Can you write out the whole listing exactly?
__________________________________________________
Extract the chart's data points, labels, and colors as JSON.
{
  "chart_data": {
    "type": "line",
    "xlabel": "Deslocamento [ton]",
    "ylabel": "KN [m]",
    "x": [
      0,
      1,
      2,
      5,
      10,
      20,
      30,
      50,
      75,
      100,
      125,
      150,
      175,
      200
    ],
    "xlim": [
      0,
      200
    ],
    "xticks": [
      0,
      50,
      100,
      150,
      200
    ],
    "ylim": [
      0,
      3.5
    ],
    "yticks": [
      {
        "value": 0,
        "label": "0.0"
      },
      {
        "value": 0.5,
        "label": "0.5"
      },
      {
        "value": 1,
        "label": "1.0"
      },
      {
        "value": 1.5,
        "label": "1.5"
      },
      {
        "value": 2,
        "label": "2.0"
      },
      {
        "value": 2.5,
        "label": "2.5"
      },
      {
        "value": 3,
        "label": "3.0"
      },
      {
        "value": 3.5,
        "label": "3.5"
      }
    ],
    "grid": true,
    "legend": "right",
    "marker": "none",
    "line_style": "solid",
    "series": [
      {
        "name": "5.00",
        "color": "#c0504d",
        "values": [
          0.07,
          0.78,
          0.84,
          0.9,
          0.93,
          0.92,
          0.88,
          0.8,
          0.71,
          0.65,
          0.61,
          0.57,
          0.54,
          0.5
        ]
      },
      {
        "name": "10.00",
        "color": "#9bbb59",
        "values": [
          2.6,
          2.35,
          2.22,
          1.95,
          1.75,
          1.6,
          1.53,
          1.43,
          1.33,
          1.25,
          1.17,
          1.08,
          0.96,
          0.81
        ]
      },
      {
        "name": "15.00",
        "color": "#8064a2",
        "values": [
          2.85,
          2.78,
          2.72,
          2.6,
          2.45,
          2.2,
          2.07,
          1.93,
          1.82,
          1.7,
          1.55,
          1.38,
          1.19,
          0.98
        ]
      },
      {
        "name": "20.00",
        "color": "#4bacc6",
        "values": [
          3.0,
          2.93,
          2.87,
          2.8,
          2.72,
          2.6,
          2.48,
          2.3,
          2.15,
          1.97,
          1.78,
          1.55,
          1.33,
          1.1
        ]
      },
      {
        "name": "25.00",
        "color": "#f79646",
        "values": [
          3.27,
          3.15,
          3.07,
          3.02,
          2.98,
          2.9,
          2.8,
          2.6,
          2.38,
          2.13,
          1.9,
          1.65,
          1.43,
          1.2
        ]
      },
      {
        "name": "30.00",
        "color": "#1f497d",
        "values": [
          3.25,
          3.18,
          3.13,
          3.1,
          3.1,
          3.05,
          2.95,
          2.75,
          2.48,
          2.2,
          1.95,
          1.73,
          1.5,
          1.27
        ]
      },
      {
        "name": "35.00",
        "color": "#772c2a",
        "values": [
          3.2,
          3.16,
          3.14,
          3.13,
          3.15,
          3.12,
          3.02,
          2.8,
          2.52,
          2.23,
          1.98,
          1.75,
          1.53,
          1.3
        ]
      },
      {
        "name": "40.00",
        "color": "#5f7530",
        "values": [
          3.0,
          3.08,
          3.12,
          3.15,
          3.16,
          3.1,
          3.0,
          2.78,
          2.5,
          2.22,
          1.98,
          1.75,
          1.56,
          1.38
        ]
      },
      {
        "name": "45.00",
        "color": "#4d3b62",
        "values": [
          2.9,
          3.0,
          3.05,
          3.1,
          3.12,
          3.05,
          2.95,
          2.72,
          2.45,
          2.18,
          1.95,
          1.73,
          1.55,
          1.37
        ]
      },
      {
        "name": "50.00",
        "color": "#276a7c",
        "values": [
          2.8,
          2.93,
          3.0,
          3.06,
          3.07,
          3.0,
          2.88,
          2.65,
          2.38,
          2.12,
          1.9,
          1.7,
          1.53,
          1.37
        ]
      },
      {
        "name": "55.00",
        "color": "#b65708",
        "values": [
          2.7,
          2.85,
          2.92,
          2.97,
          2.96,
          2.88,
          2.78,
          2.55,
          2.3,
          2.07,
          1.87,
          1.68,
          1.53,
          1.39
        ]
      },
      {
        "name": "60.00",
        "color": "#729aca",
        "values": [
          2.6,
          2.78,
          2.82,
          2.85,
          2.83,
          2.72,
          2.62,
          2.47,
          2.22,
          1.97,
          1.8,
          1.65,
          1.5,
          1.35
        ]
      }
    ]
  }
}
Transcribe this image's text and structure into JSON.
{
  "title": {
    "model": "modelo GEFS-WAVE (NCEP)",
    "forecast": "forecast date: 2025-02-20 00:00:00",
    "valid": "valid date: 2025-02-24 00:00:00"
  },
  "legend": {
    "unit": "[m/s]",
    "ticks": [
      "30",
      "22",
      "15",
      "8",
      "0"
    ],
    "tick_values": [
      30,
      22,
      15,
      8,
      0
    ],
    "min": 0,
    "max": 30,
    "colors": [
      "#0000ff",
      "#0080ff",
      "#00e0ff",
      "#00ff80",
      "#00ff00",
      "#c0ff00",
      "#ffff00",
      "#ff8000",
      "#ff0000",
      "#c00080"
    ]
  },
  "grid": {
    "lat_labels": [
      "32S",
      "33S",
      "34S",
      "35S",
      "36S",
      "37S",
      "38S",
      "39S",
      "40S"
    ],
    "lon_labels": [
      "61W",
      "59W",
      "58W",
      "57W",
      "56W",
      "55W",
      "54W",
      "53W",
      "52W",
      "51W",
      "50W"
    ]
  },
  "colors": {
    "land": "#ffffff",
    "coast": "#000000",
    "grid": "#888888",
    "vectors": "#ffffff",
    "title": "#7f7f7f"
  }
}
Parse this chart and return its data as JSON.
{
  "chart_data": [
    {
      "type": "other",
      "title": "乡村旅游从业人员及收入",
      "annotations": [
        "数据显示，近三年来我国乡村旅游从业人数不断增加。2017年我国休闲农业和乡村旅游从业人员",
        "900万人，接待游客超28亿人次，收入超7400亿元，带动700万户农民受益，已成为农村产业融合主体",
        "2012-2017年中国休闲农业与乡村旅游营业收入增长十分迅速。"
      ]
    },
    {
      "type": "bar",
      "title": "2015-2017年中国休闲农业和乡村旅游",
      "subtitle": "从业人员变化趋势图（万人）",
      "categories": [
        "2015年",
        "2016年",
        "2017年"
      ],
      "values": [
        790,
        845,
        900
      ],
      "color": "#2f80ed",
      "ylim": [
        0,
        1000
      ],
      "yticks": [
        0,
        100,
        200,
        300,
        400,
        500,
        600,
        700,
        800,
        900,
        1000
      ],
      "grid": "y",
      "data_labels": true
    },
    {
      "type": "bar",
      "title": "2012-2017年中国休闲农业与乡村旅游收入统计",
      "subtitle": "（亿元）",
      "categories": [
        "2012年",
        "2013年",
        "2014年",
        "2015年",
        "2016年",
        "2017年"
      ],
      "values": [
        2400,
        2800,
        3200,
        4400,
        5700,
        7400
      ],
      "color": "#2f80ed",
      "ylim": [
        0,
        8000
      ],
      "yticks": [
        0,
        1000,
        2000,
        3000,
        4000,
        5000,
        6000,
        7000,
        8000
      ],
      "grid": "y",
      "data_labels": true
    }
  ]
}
__________________________________________________
**Task output**:
Extract the chart's data points, labels, and colors as JSON.
{
  "chart_data": {
    "type": "line",
    "xlabel": "Deslocamento [ton]",
    "ylabel": "KN [m]",
    "x": [
      0,
      1,
      2,
      5,
      10,
      20,
      30,
      50,
      75,
      100,
      125,
      150,
      175,
      200
    ],
    "xlim": [
      0,
      200
    ],
    "xticks": [
      0,
      50,
      100,
      150,
      200
    ],
    "ylim": [
      0,
      3.5
    ],
    "yticks": [
      {
        "value": 0,
        "label": "0.0"
      },
      {
        "value": 0.5,
        "label": "0.5"
      },
      {
        "value": 1,
        "label": "1.0"
      },
      {
        "value": 1.5,
        "label": "1.5"
      },
      {
        "value": 2,
        "label": "2.0"
      },
      {
        "value": 2.5,
        "label": "2.5"
      },
      {
        "value": 3,
        "label": "3.0"
      },
      {
        "value": 3.5,
        "label": "3.5"
      }
    ],
    "grid": true,
    "legend": "right",
    "marker": "none",
    "line_style": "solid",
    "series": [
      {
        "name": "5.00",
        "color": "#c0504d",
        "values": [
          0.07,
          0.78,
          0.84,
          0.9,
          0.93,
          0.92,
          0.88,
          0.8,
          0.71,
          0.65,
          0.61,
          0.57,
          0.54,
          0.5
        ]
      },
      {
        "name": "10.00",
        "color": "#9bbb59",
        "values": [
          2.6,
          2.35,
          2.22,
          1.95,
          1.75,
          1.6,
          1.53,
          1.43,
          1.33,
          1.25,
          1.17,
          1.08,
          0.96,
          0.81
        ]
      },
      {
        "name": "15.00",
        "color": "#8064a2",
        "values": [
          2.85,
          2.78,
          2.72,
          2.6,
          2.45,
          2.2,
          2.07,
          1.93,
          1.82,
          1.7,
          1.55,
          1.38,
          1.19,
          0.98
        ]
      },
      {
        "name": "20.00",
        "color": "#4bacc6",
        "values": [
          3.0,
          2.93,
          2.87,
          2.8,
          2.72,
          2.6,
          2.48,
          2.3,
          2.15,
          1.97,
          1.78,
          1.55,
          1.33,
          1.1
        ]
      },
      {
        "name": "25.00",
        "color": "#f79646",
        "values": [
          3.27,
          3.15,
          3.07,
          3.02,
          2.98,
          2.9,
          2.8,
          2.6,
          2.38,
          2.13,
          1.9,
          1.65,
          1.43,
          1.2
        ]
      },
      {
        "name": "30.00",
        "color": "#1f497d",
        "values": [
          3.25,
          3.18,
          3.13,
          3.1,
          3.1,
          3.05,
          2.95,
          2.75,
          2.48,
          2.2,
          1.95,
          1.73,
          1.5,
          1.27
        ]
      },
      {
        "name": "35.00",
        "color": "#772c2a",
        "values": [
          3.2,
          3.16,
          3.14,
          3.13,
          3.15,
          3.12,
          3.02,
          2.8,
          2.52,
          2.23,
          1.98,
          1.75,
          1.53,
          1.3
        ]
      },
      {
        "name": "40.00",
        "color": "#5f7530",
        "values": [
          3.0,
          3.08,
          3.12,
          3.15,
          3.16,
          3.1,
          3.0,
          2.78,
          2.5,
          2.22,
          1.98,
          1.75,
          1.56,
          1.38
        ]
      },
      {
        "name": "45.00",
        "color": "#4d3b62",
        "values": [
          2.9,
          3.0,
          3.05,
          3.1,
          3.12,
          3.05,
          2.95,
          2.72,
          2.45,
          2.18,
          1.95,
          1.73,
          1.55,
          1.37
        ]
      },
      {
        "name": "50.00",
        "color": "#276a7c",
        "values": [
          2.8,
          2.93,
          3.0,
          3.06,
          3.07,
          3.0,
          2.88,
          2.65,
          2.38,
          2.12,
          1.9,
          1.7,
          1.53,
          1.37
        ]
      },
      {
        "name": "55.00",
        "color": "#b65708",
        "values": [
          2.7,
          2.85,
          2.92,
          2.97,
          2.96,
          2.88,
          2.78,
          2.55,
          2.3,
          2.07,
          1.87,
          1.68,
          1.53,
          1.39
        ]
      },
      {
        "name": "60.00",
        "color": "#729aca",
        "values": [
          2.6,
          2.78,
          2.82,
          2.85,
          2.83,
          2.72,
          2.62,
          2.47,
          2.22,
          1.97,
          1.8,
          1.65,
          1.5,
          1.35
        ]
      }
    ]
  }
}
Transcribe this image's text and structure into JSON.
{
  "title": {
    "model": "modelo GEFS-WAVE (NCEP)",
    "forecast": "forecast date: 2025-02-20 00:00:00",
    "valid": "valid date: 2025-02-24 00:00:00"
  },
  "legend": {
    "unit": "[m/s]",
    "ticks": [
      "30",
      "22",
      "15",
      "8",
      "0"
    ],
    "tick_values": [
      30,
      22,
      15,
      8,
      0
    ],
    "min": 0,
    "max": 30,
    "colors": [
      "#0000ff",
      "#0080ff",
      "#00e0ff",
      "#00ff80",
      "#00ff00",
      "#c0ff00",
      "#ffff00",
      "#ff8000",
      "#ff0000",
      "#c00080"
    ]
  },
  "grid": {
    "lat_labels": [
      "32S",
      "33S",
      "34S",
      "35S",
      "36S",
      "37S",
      "38S",
      "39S",
      "40S"
    ],
    "lon_labels": [
      "61W",
      "59W",
      "58W",
      "57W",
      "56W",
      "55W",
      "54W",
      "53W",
      "52W",
      "51W",
      "50W"
    ]
  },
  "colors": {
    "land": "#ffffff",
    "coast": "#000000",
    "grid": "#888888",
    "vectors": "#ffffff",
    "title": "#7f7f7f"
  }
}
Parse this chart and return its data as JSON.
{
  "chart_data": [
    {
      "type": "other",
      "title": "乡村旅游从业人员及收入",
      "annotations": [
        "数据显示，近三年来我国乡村旅游从业人数不断增加。2017年我国休闲农业和乡村旅游从业人员",
        "900万人，接待游客超28亿人次，收入超7400亿元，带动700万户农民受益，已成为农村产业融合主体",
        "2012-2017年中国休闲农业与乡村旅游营业收入增长十分迅速。"
      ]
    },
    {
      "type": "bar",
      "title": "2015-2017年中国休闲农业和乡村旅游",
      "subtitle": "从业人员变化趋势图（万人）",
      "categories": [
        "2015年",
        "2016年",
        "2017年"
      ],
      "values": [
        790,
        845,
        900
      ],
      "color": "#2f80ed",
      "ylim": [
        0,
        1000
      ],
      "yticks": [
        0,
        100,
        200,
        300,
        400,
        500,
        600,
        700,
        800,
        900,
        1000
      ],
      "grid": "y",
      "data_labels": true
    },
    {
      "type": "bar",
      "title": "2012-2017年中国休闲农业与乡村旅游收入统计",
      "subtitle": "（亿元）",
      "categories": [
        "2012年",
        "2013年",
        "2014年",
        "2015年",
        "2016年",
        "2017年"
      ],
      "values": [
        2400,
        2800,
        3200,
        4400,
        5700,
        7400
      ],
      "color": "#2f80ed",
      "ylim": [
        0,
        8000
      ],
      "yticks": [
        0,
        1000,
        2000,
        3000,
        4000,
        5000,
        6000,
        7000,
        8000
      ],
      "grid": "y",
      "data_labels": true
    }
  ]
}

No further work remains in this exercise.